>> Start LISTED ENTRIES
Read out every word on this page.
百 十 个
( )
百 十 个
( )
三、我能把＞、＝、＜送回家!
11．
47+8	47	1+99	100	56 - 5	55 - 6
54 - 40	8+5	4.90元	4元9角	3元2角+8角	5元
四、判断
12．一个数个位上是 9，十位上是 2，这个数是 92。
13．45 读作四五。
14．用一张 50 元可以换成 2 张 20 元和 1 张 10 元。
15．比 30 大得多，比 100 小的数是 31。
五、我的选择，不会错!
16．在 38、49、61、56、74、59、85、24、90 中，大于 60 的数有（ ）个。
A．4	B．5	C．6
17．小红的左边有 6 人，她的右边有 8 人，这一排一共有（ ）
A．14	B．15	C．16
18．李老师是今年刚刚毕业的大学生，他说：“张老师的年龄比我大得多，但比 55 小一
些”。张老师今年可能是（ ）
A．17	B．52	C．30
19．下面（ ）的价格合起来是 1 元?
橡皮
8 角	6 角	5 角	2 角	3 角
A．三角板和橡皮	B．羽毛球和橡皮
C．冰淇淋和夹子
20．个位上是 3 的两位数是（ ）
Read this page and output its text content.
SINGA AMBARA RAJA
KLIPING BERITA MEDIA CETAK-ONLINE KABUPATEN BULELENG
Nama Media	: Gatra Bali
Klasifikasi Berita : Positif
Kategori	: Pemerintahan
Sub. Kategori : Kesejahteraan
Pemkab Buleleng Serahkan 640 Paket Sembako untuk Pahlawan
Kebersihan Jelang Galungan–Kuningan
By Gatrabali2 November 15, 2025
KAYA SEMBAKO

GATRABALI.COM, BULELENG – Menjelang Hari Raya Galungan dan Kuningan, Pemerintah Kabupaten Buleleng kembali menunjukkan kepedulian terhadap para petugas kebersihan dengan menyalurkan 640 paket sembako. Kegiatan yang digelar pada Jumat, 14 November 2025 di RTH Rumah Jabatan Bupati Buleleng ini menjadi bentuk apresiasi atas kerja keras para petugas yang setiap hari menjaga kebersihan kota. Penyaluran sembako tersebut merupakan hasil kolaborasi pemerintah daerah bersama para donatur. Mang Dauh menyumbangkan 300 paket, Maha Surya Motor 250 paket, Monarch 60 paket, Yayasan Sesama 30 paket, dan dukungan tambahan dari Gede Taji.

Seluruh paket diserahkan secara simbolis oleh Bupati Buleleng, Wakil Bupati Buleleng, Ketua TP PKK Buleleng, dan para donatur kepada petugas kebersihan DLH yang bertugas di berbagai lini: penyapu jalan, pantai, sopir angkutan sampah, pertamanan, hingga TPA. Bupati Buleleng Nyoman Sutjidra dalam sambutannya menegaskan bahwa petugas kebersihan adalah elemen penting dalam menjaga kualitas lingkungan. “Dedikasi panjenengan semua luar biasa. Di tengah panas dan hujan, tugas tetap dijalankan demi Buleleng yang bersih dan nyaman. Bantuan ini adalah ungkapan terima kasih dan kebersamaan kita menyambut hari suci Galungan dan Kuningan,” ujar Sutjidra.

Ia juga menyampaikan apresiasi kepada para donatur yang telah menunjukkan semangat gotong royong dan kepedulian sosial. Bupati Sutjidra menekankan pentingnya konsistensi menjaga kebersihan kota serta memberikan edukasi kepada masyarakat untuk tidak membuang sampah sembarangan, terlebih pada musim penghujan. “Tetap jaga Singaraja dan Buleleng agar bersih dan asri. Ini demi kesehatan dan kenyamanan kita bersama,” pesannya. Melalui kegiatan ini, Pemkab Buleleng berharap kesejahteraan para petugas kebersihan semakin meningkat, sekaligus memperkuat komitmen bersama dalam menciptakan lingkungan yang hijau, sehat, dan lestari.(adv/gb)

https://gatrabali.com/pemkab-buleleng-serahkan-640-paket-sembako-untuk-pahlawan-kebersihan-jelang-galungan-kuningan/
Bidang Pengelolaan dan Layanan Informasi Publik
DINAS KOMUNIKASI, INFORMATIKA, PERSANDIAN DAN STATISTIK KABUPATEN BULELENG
>> End LISTED ENTRIES
WORK INSTRUCTIONS →
Please repeat the listing above in full and exactly.

WRITTEN SOLUTION →
Read out every word on this page.
百 十 个
( )
百 十 个
( )
三、我能把＞、＝、＜送回家!
11．
47+8	47	1+99	100	56 - 5	55 - 6
54 - 40	8+5	4.90元	4元9角	3元2角+8角	5元
四、判断
12．一个数个位上是 9，十位上是 2，这个数是 92。
13．45 读作四五。
14．用一张 50 元可以换成 2 张 20 元和 1 张 10 元。
15．比 30 大得多，比 100 小的数是 31。
五、我的选择，不会错!
16．在 38、49、61、56、74、59、85、24、90 中，大于 60 的数有（ ）个。
A．4	B．5	C．6
17．小红的左边有 6 人，她的右边有 8 人，这一排一共有（ ）
A．14	B．15	C．16
18．李老师是今年刚刚毕业的大学生，他说：“张老师的年龄比我大得多，但比 55 小一
些”。张老师今年可能是（ ）
A．17	B．52	C．30
19．下面（ ）的价格合起来是 1 元?
橡皮
8 角	6 角	5 角	2 角	3 角
A．三角板和橡皮	B．羽毛球和橡皮
C．冰淇淋和夹子
20．个位上是 3 的两位数是（ ）
Read this page and output its text content.
SINGA AMBARA RAJA
KLIPING BERITA MEDIA CETAK-ONLINE KABUPATEN BULELENG
Nama Media	: Gatra Bali
Klasifikasi Berita : Positif
Kategori	: Pemerintahan
Sub. Kategori : Kesejahteraan
Pemkab Buleleng Serahkan 640 Paket Sembako untuk Pahlawan
Kebersihan Jelang Galungan–Kuningan
By Gatrabali2 November 15, 2025
KAYA SEMBAKO

GATRABALI.COM, BULELENG – Menjelang Hari Raya Galungan dan Kuningan, Pemerintah Kabupaten Buleleng kembali menunjukkan kepedulian terhadap para petugas kebersihan dengan menyalurkan 640 paket sembako. Kegiatan yang digelar pada Jumat, 14 November 2025 di RTH Rumah Jabatan Bupati Buleleng ini menjadi bentuk apresiasi atas kerja keras para petugas yang setiap hari menjaga kebersihan kota. Penyaluran sembako tersebut merupakan hasil kolaborasi pemerintah daerah bersama para donatur. Mang Dauh menyumbangkan 300 paket, Maha Surya Motor 250 paket, Monarch 60 paket, Yayasan Sesama 30 paket, dan dukungan tambahan dari Gede Taji.

Seluruh paket diserahkan secara simbolis oleh Bupati Buleleng, Wakil Bupati Buleleng, Ketua TP PKK Buleleng, dan para donatur kepada petugas kebersihan DLH yang bertugas di berbagai lini: penyapu jalan, pantai, sopir angkutan sampah, pertamanan, hingga TPA. Bupati Buleleng Nyoman Sutjidra dalam sambutannya menegaskan bahwa petugas kebersihan adalah elemen penting dalam menjaga kualitas lingkungan. “Dedikasi panjenengan semua luar biasa. Di tengah panas dan hujan, tugas tetap dijalankan demi Buleleng yang bersih dan nyaman. Bantuan ini adalah ungkapan terima kasih dan kebersamaan kita menyambut hari suci Galungan dan Kuningan,” ujar Sutjidra.

Ia juga menyampaikan apresiasi kepada para donatur yang telah menunjukkan semangat gotong royong dan kepedulian sosial. Bupati Sutjidra menekankan pentingnya konsistensi menjaga kebersihan kota serta memberikan edukasi kepada masyarakat untuk tidak membuang sampah sembarangan, terlebih pada musim penghujan. “Tetap jaga Singaraja dan Buleleng agar bersih dan asri. Ini demi kesehatan dan kenyamanan kita bersama,” pesannya. Melalui kegiatan ini, Pemkab Buleleng berharap kesejahteraan para petugas kebersihan semakin meningkat, sekaligus memperkuat komitmen bersama dalam menciptakan lingkungan yang hijau, sehat, dan lestari.(adv/gb)

https://gatrabali.com/pemkab-buleleng-serahkan-640-paket-sembako-untuk-pahlawan-kebersihan-jelang-galungan-kuningan/
Bidang Pengelolaan dan Layanan Informasi Publik
DINAS KOMUNIKASI, INFORMATIKA, PERSANDIAN DAN STATISTIK KABUPATEN BULELENG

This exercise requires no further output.